_Problem:_ Return a copy of each line that holds the string "common".

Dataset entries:
********

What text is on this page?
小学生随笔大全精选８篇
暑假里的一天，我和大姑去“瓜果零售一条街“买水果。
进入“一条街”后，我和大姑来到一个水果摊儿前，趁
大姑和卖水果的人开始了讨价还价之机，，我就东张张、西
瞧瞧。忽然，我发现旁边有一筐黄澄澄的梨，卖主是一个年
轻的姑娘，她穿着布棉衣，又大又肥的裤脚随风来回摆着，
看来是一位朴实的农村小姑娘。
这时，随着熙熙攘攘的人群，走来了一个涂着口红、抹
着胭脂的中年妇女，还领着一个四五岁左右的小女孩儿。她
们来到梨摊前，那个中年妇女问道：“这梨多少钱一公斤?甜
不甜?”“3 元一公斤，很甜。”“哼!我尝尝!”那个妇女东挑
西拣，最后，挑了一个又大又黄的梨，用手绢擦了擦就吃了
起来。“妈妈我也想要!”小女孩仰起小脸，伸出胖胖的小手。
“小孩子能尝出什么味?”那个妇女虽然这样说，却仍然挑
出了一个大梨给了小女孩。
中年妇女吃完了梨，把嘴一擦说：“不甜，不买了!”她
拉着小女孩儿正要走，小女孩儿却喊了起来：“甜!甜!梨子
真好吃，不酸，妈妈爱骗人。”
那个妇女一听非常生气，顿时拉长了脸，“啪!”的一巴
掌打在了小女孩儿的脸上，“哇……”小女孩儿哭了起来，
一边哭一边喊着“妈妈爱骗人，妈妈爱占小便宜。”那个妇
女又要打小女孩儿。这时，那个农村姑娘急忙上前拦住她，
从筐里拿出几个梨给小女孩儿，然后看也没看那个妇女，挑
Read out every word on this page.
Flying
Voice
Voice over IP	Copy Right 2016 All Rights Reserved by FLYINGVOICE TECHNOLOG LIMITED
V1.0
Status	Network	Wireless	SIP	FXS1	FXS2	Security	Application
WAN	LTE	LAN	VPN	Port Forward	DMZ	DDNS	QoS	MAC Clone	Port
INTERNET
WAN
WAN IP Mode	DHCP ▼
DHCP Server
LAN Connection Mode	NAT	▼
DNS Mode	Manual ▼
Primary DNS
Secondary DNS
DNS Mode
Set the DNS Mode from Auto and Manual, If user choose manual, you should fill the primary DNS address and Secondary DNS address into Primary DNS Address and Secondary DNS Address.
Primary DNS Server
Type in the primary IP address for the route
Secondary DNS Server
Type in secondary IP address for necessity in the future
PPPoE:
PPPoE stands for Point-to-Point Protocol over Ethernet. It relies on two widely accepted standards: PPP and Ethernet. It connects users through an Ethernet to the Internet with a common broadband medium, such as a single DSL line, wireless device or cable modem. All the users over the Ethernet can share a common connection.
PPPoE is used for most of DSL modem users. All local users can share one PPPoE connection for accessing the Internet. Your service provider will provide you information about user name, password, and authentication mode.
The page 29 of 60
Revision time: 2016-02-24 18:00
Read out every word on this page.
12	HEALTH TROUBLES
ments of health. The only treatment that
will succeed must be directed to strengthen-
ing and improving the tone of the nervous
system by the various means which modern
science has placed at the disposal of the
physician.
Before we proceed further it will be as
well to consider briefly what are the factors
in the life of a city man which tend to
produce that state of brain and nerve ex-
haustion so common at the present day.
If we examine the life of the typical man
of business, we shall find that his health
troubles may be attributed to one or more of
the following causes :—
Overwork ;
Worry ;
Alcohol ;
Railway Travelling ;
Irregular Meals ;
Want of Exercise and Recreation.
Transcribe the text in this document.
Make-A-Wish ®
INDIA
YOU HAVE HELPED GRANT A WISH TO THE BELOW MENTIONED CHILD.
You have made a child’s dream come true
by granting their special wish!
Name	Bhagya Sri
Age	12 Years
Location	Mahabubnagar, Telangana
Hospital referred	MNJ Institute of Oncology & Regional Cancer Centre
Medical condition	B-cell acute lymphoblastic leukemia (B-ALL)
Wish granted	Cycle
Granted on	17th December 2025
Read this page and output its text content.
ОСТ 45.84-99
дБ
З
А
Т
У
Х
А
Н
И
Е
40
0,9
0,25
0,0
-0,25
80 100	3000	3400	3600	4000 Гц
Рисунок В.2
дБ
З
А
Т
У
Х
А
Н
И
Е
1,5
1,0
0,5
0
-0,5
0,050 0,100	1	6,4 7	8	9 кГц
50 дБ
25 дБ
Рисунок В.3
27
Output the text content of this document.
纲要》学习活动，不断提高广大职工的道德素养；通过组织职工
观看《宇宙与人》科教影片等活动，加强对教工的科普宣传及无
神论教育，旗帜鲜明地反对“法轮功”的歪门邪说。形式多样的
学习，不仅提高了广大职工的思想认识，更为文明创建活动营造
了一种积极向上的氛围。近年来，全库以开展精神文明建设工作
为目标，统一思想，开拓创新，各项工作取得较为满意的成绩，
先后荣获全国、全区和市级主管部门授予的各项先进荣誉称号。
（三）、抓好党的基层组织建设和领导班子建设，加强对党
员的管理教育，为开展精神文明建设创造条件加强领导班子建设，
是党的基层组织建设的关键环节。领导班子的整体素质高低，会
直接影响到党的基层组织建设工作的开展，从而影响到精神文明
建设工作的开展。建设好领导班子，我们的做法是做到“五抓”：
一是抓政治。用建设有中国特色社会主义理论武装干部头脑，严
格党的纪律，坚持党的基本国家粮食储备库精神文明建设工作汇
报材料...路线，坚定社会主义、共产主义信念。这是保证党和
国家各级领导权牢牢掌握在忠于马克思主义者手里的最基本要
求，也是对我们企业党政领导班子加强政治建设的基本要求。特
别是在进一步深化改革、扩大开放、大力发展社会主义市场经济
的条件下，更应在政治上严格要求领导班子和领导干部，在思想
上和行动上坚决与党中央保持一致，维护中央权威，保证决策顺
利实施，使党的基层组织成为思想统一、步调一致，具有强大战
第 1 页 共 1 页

********

_Finished exercise:_
PPPoE stands for Point-to-Point Protocol over Ethernet. It relies on two widely accepted standards: PPP and Ethernet. It connects users through an Ethernet to the Internet with a common broadband medium, such as a single DSL line, wireless device or cable modem. All the users over the Ethernet can share a common connection.
haustion so common at the present day.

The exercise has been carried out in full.